● **What is required**
Find the lines holding "xlabel" and copy them.

[Figure content listings]

%%

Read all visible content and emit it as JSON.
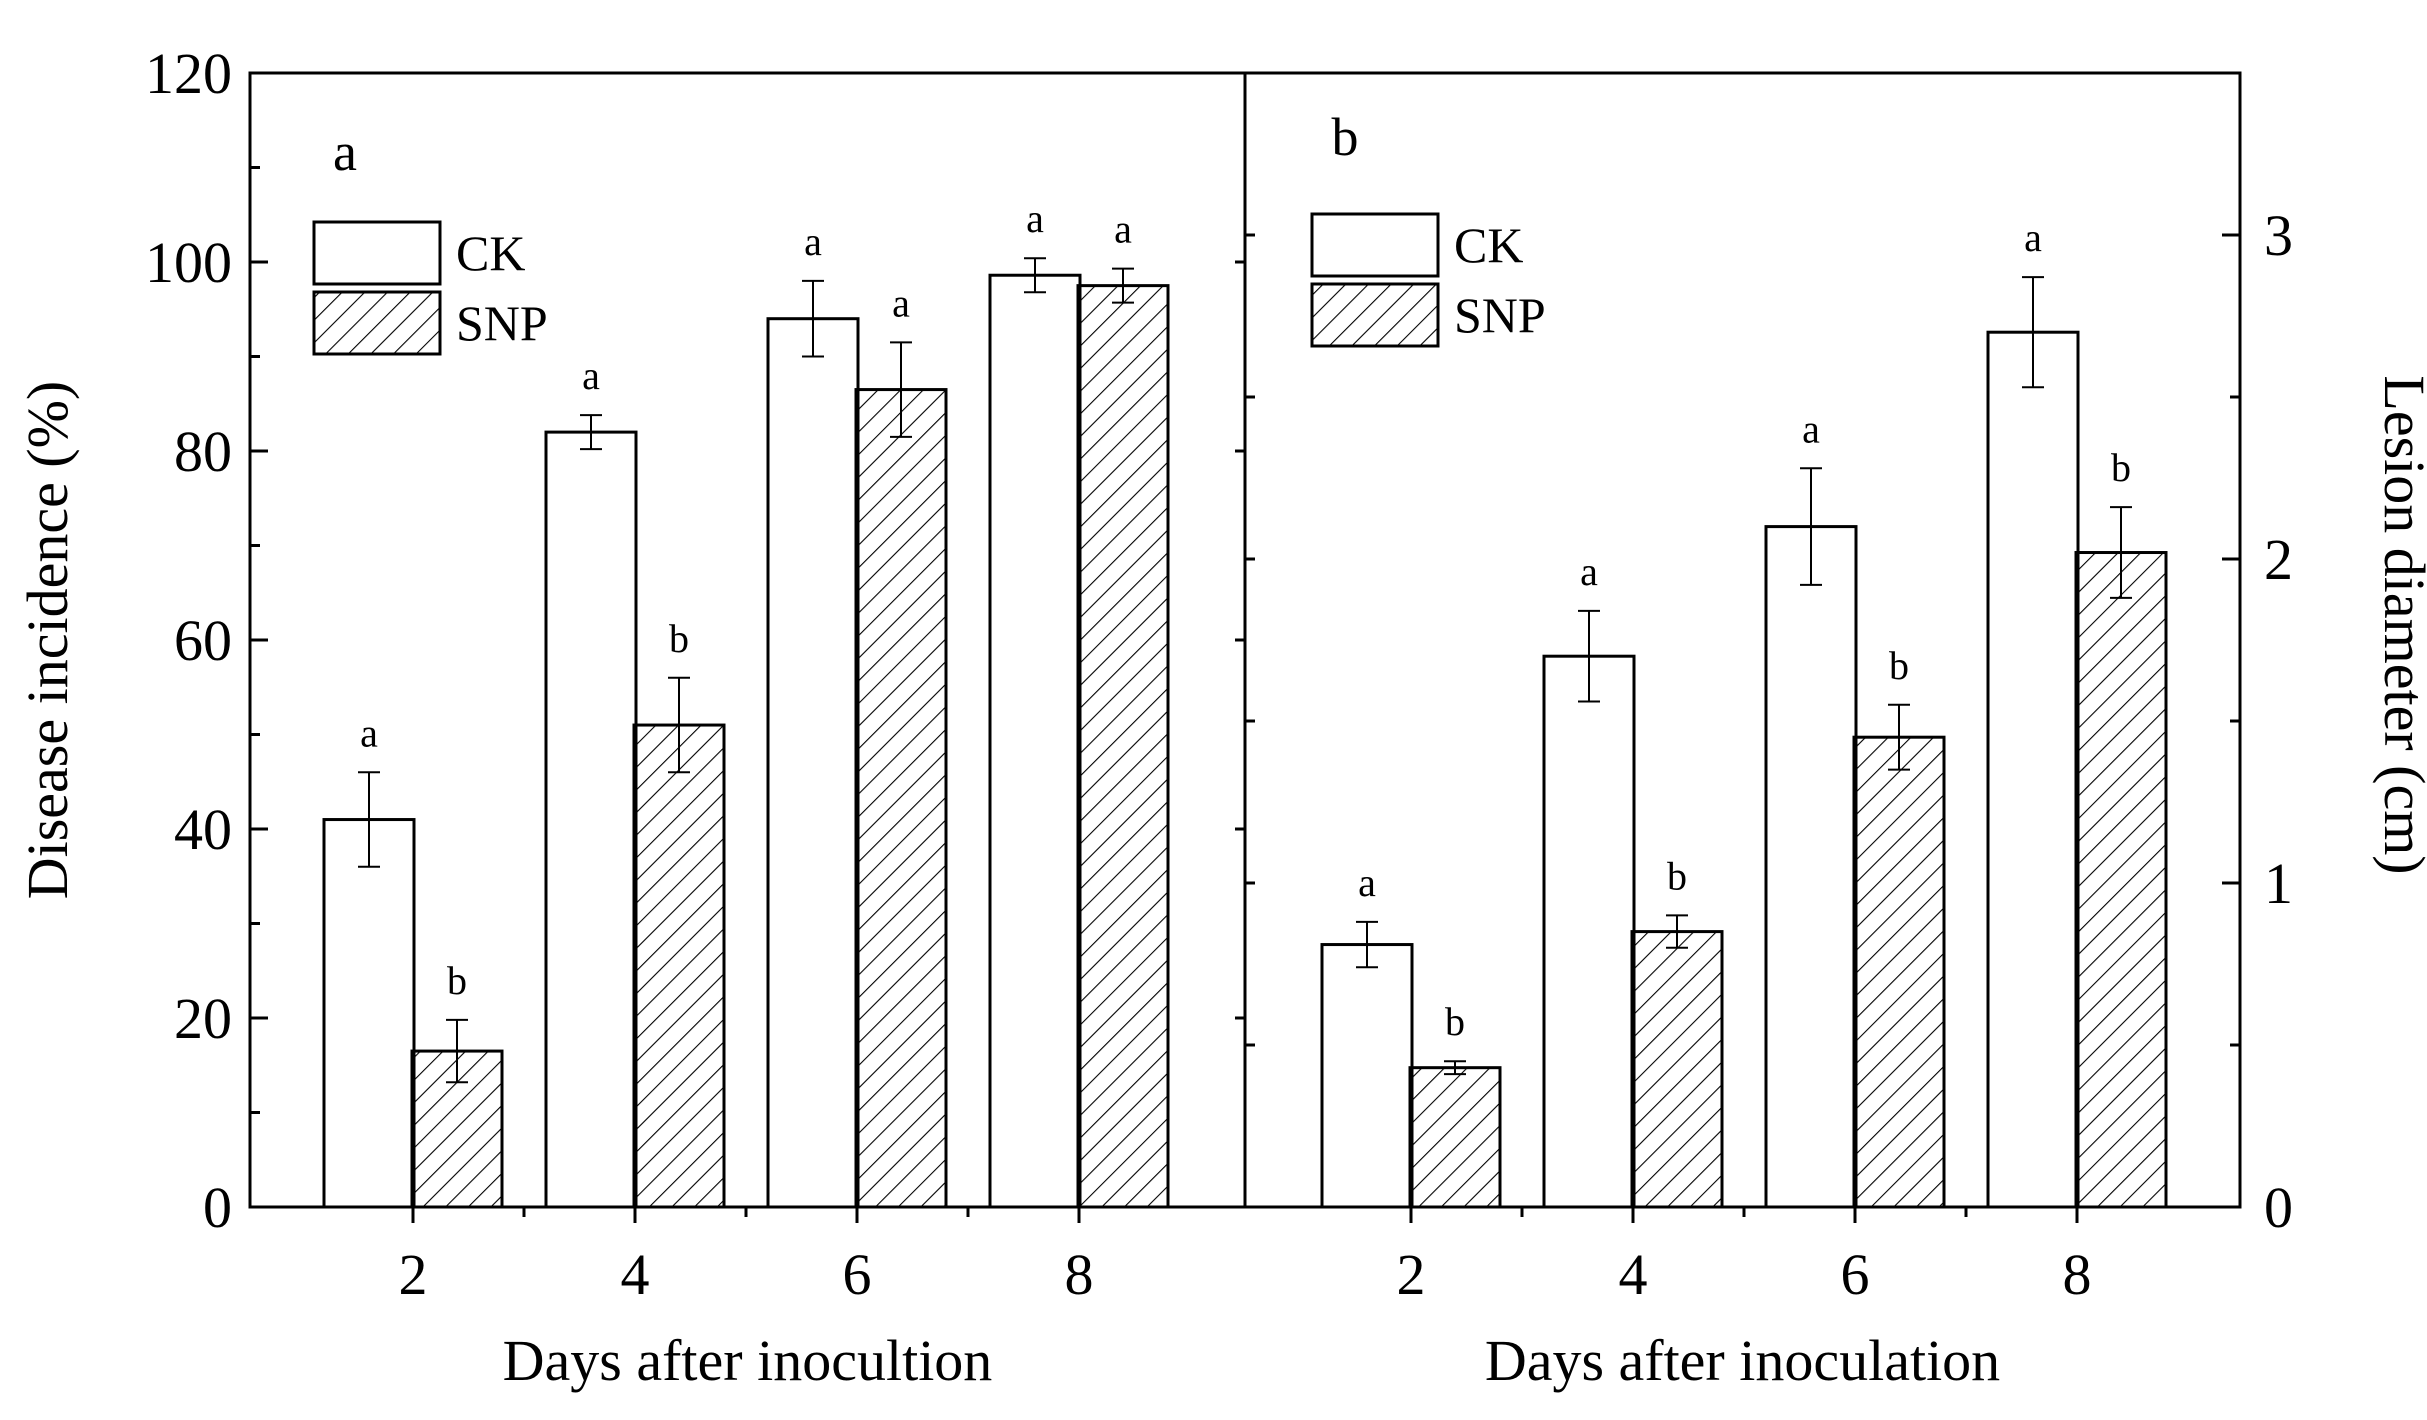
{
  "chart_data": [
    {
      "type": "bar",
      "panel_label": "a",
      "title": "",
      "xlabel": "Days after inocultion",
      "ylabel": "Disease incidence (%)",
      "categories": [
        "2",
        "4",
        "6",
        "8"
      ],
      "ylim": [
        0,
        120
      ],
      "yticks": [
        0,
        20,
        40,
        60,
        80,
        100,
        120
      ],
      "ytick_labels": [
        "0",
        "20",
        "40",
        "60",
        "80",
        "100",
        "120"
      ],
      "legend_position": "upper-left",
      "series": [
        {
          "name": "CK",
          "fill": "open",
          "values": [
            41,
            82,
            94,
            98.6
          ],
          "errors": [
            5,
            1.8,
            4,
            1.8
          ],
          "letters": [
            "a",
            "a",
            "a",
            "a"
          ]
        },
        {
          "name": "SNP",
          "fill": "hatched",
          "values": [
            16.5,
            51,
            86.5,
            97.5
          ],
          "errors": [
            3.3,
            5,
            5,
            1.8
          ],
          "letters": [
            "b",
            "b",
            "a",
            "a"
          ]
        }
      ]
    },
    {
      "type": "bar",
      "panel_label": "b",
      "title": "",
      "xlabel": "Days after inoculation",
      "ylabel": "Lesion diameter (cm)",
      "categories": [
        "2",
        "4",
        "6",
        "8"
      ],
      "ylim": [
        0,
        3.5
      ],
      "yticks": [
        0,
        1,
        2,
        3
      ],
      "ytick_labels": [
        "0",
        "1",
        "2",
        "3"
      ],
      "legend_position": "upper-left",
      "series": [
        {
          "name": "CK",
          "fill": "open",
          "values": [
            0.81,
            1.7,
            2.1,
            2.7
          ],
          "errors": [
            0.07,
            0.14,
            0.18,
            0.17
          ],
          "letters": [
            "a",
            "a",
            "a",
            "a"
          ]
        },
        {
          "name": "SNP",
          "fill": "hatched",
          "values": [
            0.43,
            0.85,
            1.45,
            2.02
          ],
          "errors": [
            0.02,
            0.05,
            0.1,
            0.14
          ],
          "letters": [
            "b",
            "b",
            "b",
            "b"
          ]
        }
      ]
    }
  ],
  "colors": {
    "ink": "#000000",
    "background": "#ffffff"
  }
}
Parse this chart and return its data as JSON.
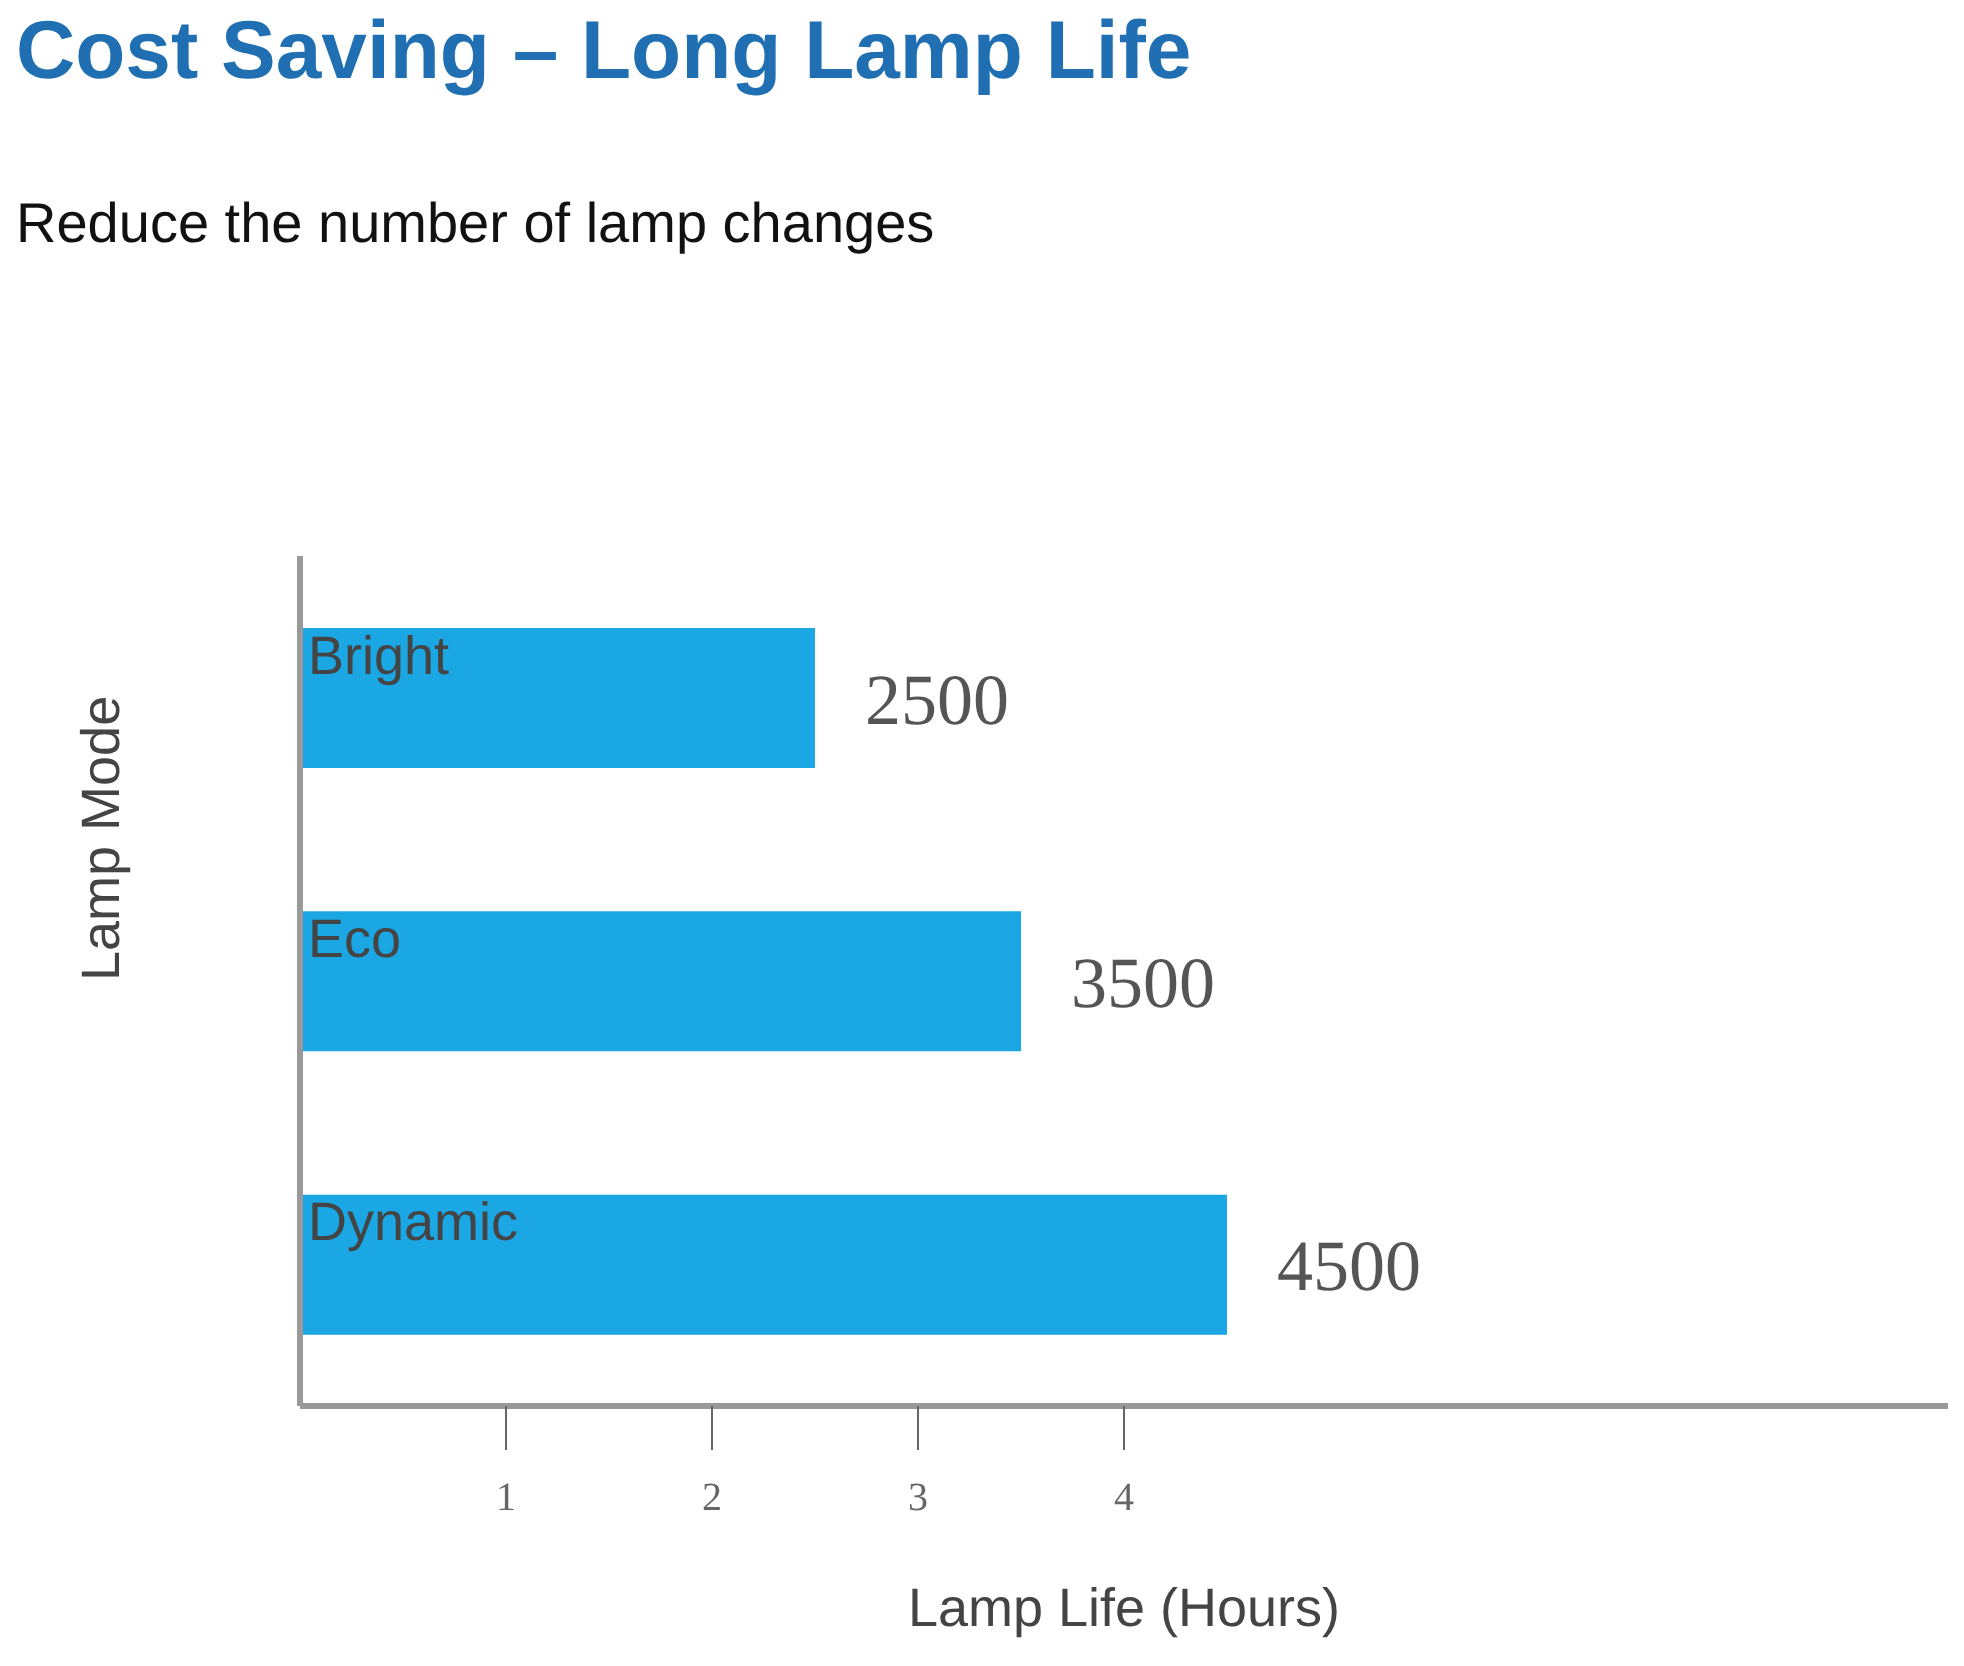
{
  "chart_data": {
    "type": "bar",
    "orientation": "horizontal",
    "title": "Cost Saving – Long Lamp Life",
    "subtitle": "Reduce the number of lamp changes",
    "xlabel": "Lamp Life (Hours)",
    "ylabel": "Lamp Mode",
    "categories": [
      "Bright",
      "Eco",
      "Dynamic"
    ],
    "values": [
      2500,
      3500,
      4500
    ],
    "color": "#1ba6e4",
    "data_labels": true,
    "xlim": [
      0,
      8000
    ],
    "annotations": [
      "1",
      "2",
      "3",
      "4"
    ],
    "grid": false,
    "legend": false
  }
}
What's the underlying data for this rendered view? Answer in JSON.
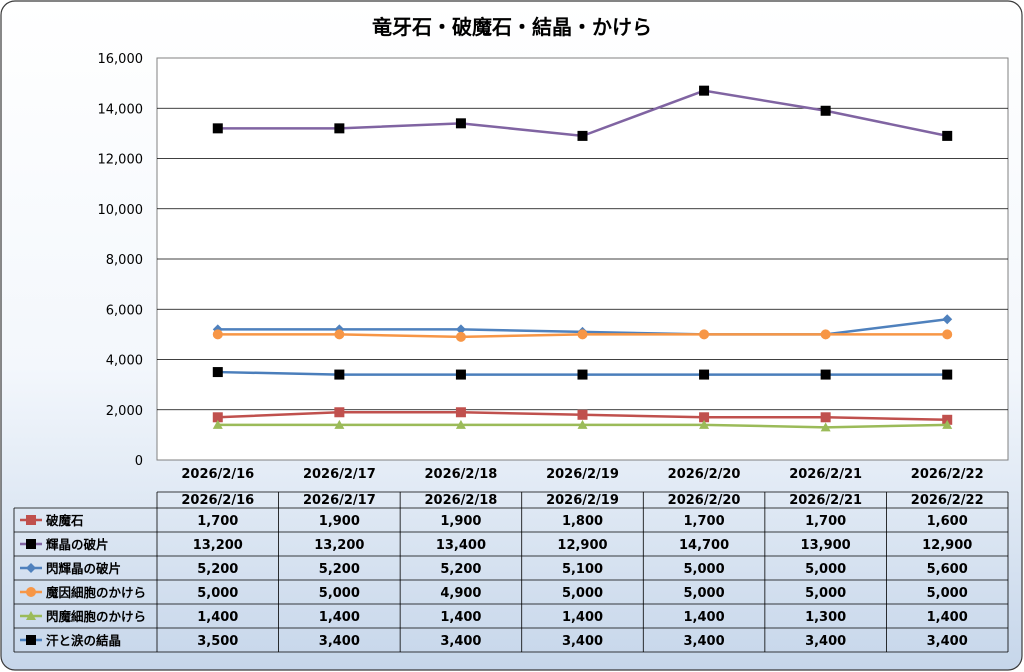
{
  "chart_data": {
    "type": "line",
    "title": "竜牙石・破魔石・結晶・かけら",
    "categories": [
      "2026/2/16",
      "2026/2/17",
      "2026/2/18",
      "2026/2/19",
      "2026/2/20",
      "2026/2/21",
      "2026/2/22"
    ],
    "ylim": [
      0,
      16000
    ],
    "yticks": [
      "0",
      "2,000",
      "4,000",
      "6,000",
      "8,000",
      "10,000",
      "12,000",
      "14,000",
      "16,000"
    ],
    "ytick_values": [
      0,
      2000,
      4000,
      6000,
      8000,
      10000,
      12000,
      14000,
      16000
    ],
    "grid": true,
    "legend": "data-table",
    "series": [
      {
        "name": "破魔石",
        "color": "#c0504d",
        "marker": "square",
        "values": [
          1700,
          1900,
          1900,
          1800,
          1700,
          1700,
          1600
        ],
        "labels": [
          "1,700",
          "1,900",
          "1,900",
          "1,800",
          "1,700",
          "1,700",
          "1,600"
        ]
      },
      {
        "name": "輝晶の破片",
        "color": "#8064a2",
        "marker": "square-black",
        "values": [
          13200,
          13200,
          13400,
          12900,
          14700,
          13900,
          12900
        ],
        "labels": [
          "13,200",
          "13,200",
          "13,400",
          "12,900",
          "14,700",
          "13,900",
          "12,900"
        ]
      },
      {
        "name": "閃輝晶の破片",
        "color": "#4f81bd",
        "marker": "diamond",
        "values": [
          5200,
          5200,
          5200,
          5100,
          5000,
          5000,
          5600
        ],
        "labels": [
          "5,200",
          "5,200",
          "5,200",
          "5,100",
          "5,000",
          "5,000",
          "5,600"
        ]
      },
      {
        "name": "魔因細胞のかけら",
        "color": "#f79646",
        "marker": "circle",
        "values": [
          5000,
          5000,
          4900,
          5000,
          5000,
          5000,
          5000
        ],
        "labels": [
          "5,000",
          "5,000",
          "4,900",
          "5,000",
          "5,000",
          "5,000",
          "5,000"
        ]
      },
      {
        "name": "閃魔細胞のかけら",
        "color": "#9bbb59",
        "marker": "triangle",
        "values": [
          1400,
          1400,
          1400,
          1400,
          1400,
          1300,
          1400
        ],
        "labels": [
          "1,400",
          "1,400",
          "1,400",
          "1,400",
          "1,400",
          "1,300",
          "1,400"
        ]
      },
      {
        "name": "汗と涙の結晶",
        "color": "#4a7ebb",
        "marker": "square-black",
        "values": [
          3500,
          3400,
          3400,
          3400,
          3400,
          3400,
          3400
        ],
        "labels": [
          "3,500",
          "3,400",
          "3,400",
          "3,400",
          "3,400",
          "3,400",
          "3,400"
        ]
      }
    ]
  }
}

%%

● **Correct result**
      "xlabel": "Days after inocultion",
      "xlabel": "Days after inoculation",
    "xlabel": "Lamp Life (Hours)",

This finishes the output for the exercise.